Stored records:
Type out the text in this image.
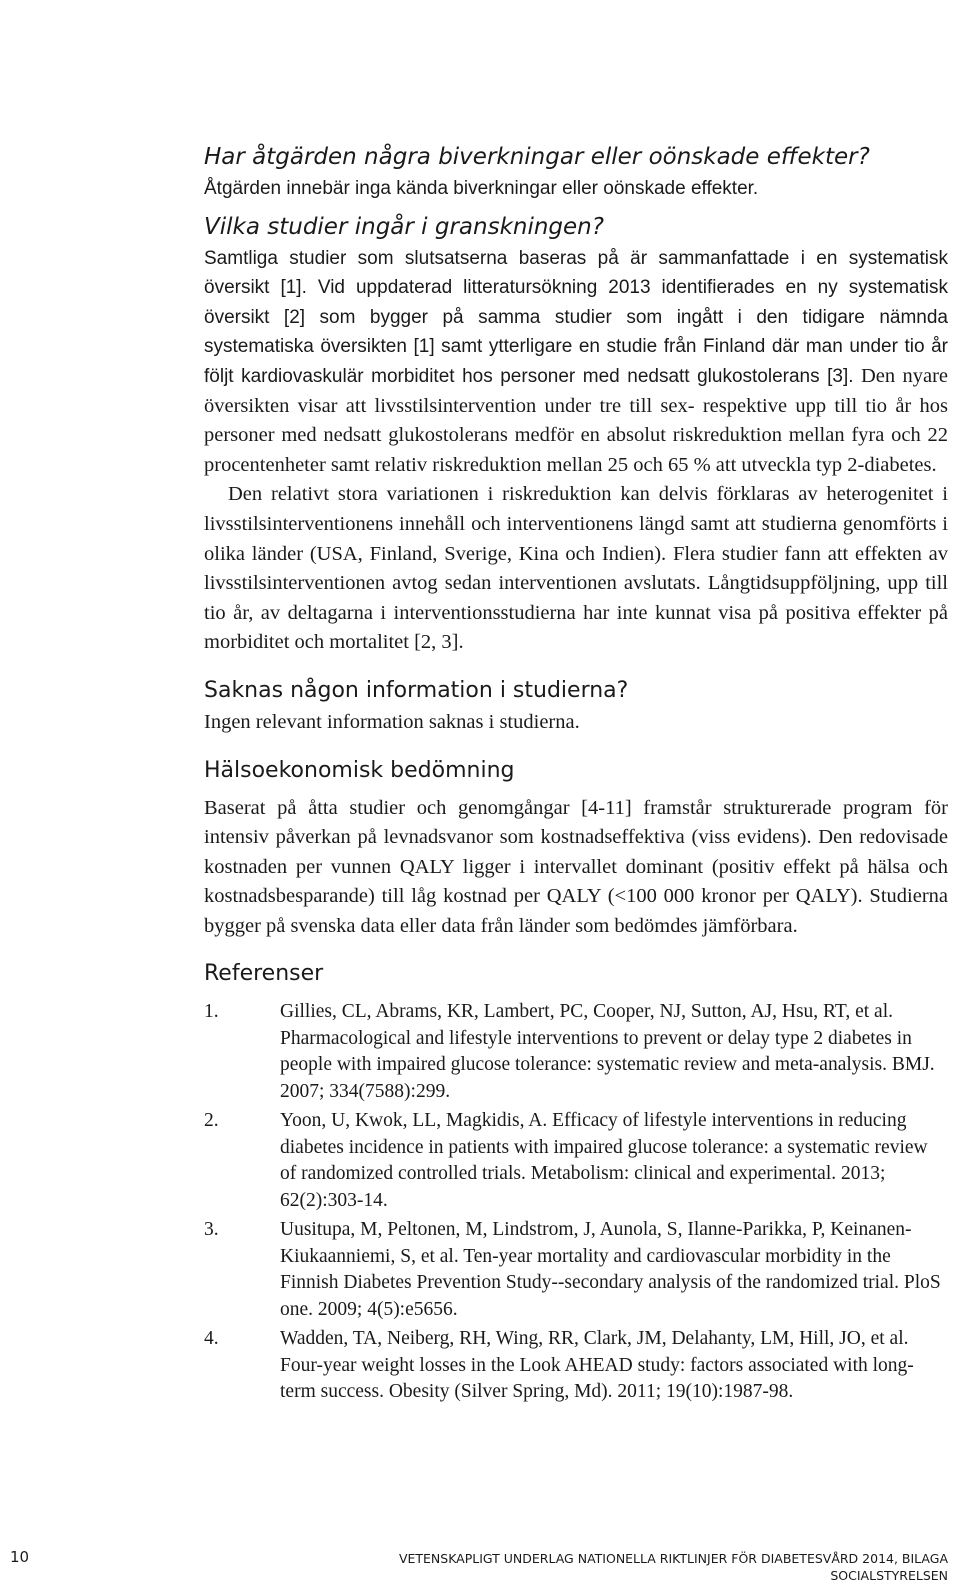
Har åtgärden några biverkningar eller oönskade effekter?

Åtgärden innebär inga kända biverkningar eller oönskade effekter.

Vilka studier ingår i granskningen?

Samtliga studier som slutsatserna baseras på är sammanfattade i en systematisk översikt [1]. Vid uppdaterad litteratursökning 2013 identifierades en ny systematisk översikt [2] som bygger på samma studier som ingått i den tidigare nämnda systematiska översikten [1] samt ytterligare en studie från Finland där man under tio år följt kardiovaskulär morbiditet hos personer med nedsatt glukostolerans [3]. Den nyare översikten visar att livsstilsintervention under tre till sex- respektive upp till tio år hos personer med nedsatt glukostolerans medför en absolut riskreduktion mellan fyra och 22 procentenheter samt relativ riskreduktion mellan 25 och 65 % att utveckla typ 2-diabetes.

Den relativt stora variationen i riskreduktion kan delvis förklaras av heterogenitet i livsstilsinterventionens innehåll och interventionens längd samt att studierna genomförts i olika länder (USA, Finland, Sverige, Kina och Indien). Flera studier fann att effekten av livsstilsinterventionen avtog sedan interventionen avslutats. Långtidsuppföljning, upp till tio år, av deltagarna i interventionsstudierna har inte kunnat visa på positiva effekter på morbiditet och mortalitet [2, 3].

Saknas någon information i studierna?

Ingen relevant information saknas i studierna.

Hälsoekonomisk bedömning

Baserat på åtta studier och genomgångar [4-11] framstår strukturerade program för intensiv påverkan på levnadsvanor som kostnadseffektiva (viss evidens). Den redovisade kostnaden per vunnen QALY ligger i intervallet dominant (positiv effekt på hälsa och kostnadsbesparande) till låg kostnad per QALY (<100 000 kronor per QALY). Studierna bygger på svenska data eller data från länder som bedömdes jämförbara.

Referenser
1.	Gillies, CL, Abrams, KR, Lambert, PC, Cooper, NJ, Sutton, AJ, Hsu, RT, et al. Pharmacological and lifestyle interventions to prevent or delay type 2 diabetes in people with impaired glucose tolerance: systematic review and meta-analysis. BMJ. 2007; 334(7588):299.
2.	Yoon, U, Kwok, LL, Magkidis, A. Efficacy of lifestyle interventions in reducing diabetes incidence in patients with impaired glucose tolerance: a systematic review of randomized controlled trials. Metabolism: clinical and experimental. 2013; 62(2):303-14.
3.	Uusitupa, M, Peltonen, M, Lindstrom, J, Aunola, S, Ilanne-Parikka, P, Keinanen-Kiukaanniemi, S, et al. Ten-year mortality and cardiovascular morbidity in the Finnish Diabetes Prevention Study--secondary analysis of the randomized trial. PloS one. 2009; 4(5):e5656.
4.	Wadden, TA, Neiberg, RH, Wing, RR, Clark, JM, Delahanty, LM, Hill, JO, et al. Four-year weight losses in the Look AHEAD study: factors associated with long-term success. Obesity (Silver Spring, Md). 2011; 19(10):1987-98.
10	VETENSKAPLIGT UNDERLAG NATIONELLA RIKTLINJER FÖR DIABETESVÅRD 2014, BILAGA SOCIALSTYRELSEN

▸ Try it:
Leaving every picture out, output the data exactly as it stands.

▸ Solution:
Type out the text in this image.
Har åtgärden några biverkningar eller oönskade effekter?

Åtgärden innebär inga kända biverkningar eller oönskade effekter.

Vilka studier ingår i granskningen?

Samtliga studier som slutsatserna baseras på är sammanfattade i en systematisk översikt [1]. Vid uppdaterad litteratursökning 2013 identifierades en ny systematisk översikt [2] som bygger på samma studier som ingått i den tidigare nämnda systematiska översikten [1] samt ytterligare en studie från Finland där man under tio år följt kardiovaskulär morbiditet hos personer med nedsatt glukostolerans [3]. Den nyare översikten visar att livsstilsintervention under tre till sex- respektive upp till tio år hos personer med nedsatt glukostolerans medför en absolut riskreduktion mellan fyra och 22 procentenheter samt relativ riskreduktion mellan 25 och 65 % att utveckla typ 2-diabetes.

Den relativt stora variationen i riskreduktion kan delvis förklaras av heterogenitet i livsstilsinterventionens innehåll och interventionens längd samt att studierna genomförts i olika länder (USA, Finland, Sverige, Kina och Indien). Flera studier fann att effekten av livsstilsinterventionen avtog sedan interventionen avslutats. Långtidsuppföljning, upp till tio år, av deltagarna i interventionsstudierna har inte kunnat visa på positiva effekter på morbiditet och mortalitet [2, 3].

Saknas någon information i studierna?

Ingen relevant information saknas i studierna.

Hälsoekonomisk bedömning

Baserat på åtta studier och genomgångar [4-11] framstår strukturerade program för intensiv påverkan på levnadsvanor som kostnadseffektiva (viss evidens). Den redovisade kostnaden per vunnen QALY ligger i intervallet dominant (positiv effekt på hälsa och kostnadsbesparande) till låg kostnad per QALY (<100 000 kronor per QALY). Studierna bygger på svenska data eller data från länder som bedömdes jämförbara.

Referenser
1.	Gillies, CL, Abrams, KR, Lambert, PC, Cooper, NJ, Sutton, AJ, Hsu, RT, et al. Pharmacological and lifestyle interventions to prevent or delay type 2 diabetes in people with impaired glucose tolerance: systematic review and meta-analysis. BMJ. 2007; 334(7588):299.
2.	Yoon, U, Kwok, LL, Magkidis, A. Efficacy of lifestyle interventions in reducing diabetes incidence in patients with impaired glucose tolerance: a systematic review of randomized controlled trials. Metabolism: clinical and experimental. 2013; 62(2):303-14.
3.	Uusitupa, M, Peltonen, M, Lindstrom, J, Aunola, S, Ilanne-Parikka, P, Keinanen-Kiukaanniemi, S, et al. Ten-year mortality and cardiovascular morbidity in the Finnish Diabetes Prevention Study--secondary analysis of the randomized trial. PloS one. 2009; 4(5):e5656.
4.	Wadden, TA, Neiberg, RH, Wing, RR, Clark, JM, Delahanty, LM, Hill, JO, et al. Four-year weight losses in the Look AHEAD study: factors associated with long-term success. Obesity (Silver Spring, Md). 2011; 19(10):1987-98.
10	VETENSKAPLIGT UNDERLAG NATIONELLA RIKTLINJER FÖR DIABETESVÅRD 2014, BILAGA SOCIALSTYRELSEN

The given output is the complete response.